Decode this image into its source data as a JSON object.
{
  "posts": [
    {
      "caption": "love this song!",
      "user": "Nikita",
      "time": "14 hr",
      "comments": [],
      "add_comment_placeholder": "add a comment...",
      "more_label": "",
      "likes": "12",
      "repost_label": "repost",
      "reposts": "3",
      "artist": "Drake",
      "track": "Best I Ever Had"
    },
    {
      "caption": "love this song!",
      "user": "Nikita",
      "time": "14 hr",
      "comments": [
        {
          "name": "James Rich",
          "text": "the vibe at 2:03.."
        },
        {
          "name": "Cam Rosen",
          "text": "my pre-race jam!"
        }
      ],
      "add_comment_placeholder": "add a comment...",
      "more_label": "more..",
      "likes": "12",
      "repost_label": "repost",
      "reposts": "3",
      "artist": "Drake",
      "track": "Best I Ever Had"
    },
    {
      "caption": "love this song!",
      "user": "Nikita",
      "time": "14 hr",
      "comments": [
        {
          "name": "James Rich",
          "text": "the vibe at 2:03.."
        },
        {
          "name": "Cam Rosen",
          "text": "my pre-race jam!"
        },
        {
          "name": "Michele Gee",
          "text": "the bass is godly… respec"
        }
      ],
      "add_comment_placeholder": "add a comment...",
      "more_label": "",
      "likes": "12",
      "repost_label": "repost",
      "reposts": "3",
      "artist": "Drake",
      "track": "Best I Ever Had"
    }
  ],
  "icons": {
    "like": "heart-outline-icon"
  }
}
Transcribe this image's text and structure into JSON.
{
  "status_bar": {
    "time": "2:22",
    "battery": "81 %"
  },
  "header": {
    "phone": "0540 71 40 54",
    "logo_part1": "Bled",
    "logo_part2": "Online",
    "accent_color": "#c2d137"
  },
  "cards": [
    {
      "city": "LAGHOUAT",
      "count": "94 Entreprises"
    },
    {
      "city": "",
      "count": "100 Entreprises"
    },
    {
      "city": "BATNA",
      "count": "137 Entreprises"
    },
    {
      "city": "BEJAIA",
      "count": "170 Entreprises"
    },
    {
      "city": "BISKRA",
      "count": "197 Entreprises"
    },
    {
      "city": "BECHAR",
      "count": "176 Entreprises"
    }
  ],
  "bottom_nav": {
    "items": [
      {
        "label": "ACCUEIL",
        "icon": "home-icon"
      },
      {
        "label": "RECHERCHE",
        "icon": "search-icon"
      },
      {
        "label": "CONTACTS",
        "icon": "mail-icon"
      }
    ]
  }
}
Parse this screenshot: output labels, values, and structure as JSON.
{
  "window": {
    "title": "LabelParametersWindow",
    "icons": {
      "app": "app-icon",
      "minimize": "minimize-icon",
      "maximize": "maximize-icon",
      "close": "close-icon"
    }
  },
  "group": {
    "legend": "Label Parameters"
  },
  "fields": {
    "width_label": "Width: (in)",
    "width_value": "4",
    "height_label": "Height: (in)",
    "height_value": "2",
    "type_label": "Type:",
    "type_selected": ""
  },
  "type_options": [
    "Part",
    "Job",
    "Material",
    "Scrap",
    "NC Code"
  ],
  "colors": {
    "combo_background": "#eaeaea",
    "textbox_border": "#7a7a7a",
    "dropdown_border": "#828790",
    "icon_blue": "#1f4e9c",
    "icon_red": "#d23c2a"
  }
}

# DIRECTIVE:
Say how many lines in the entries contain the string "image", and say nothing else.

# EXERCISE RESULT:
2